WHAT IS ASKED: In the material below, find all lines with the string "this" and copy them.

Records from a collection
§ §
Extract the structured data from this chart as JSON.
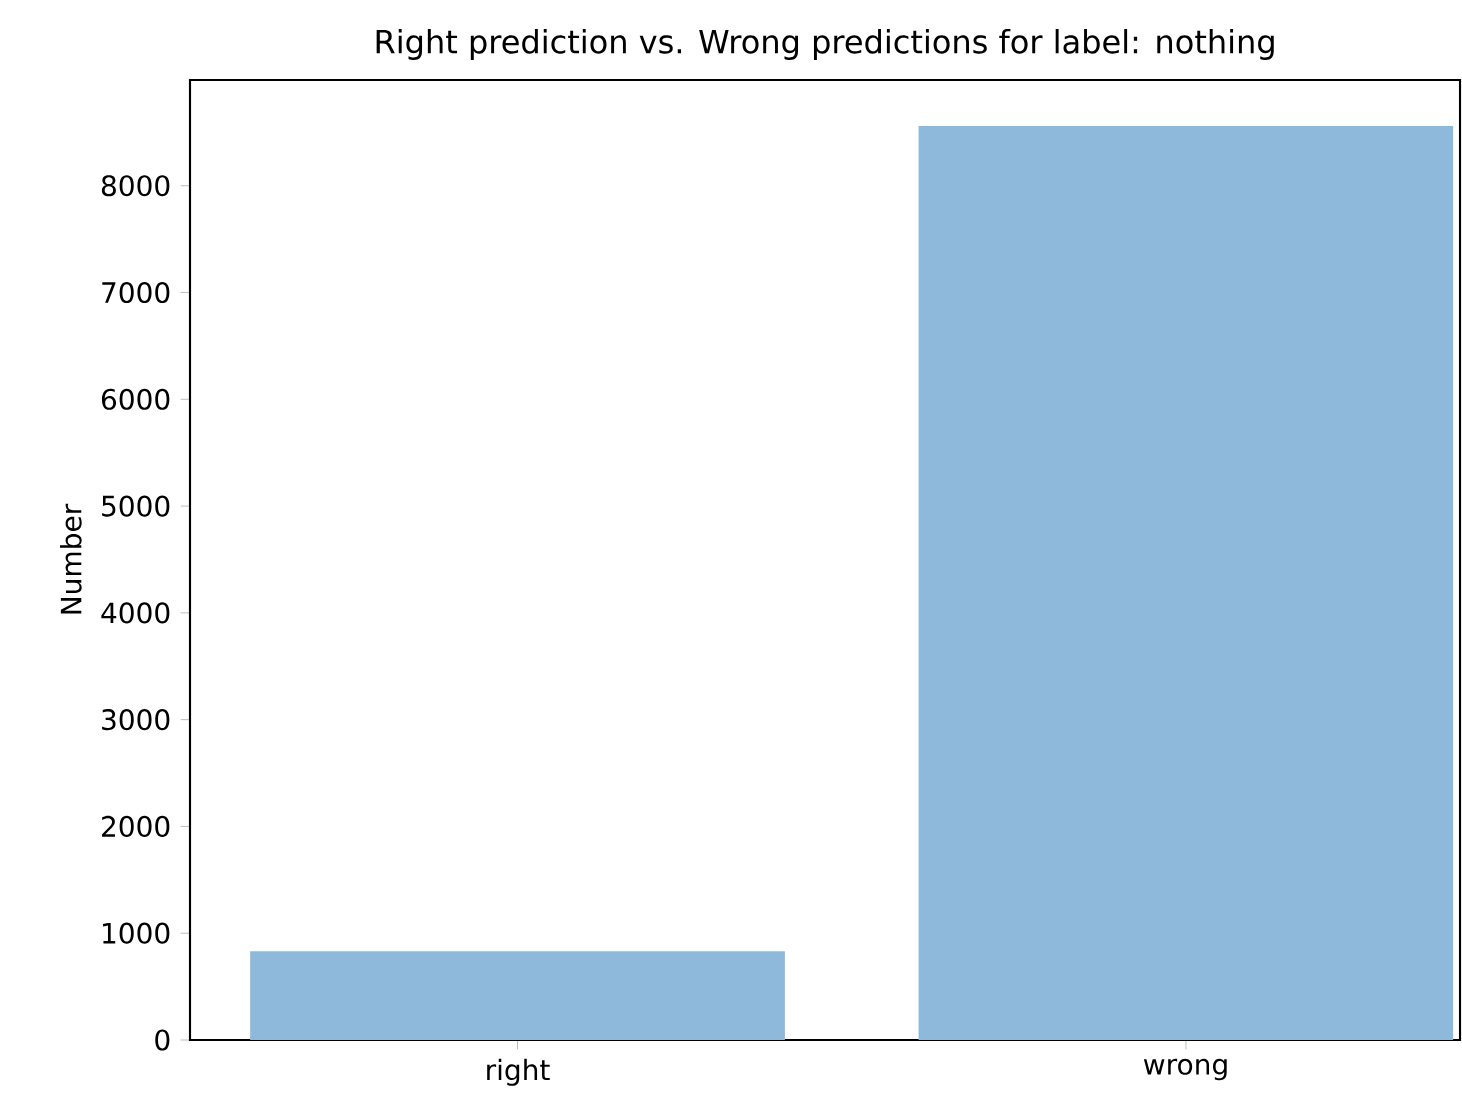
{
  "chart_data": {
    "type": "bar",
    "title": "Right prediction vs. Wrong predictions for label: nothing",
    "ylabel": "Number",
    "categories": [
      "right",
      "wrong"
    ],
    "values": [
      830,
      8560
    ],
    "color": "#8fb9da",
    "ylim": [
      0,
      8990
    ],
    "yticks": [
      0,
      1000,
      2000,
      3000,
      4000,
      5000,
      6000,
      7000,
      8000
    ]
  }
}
§ §
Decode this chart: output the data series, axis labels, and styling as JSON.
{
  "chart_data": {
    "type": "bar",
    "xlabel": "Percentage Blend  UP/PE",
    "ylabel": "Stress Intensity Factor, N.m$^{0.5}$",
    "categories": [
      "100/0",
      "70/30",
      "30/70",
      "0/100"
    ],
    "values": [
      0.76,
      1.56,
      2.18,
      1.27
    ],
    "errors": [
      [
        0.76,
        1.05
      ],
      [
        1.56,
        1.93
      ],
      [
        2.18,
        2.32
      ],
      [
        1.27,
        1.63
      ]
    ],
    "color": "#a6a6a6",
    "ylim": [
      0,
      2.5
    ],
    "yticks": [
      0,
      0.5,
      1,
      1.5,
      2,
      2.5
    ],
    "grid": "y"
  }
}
§ §
RESPONSE TO THE TASK:
Extract the structured data from this chart as JSON.
Decode this chart: output the data series, axis labels, and styling as JSON.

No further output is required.